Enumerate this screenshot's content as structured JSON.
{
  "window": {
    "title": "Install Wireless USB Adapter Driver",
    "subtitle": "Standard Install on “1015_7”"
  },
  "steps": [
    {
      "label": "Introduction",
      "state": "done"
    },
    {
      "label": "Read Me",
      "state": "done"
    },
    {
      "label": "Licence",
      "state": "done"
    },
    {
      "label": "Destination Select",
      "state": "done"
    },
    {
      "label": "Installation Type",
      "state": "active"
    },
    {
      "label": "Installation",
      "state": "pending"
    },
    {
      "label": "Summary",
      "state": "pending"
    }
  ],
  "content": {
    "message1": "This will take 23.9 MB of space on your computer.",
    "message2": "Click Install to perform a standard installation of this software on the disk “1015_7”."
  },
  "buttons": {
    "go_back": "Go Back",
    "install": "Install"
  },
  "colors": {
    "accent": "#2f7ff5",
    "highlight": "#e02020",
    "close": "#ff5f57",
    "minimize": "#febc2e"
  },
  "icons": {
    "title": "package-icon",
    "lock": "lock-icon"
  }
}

============

- **Challenge**: Each line in the listing above that contains "content" should be copied.

- **Result of the exercise**:
Enumerate this screenshot's content as structured JSON.
  "content": {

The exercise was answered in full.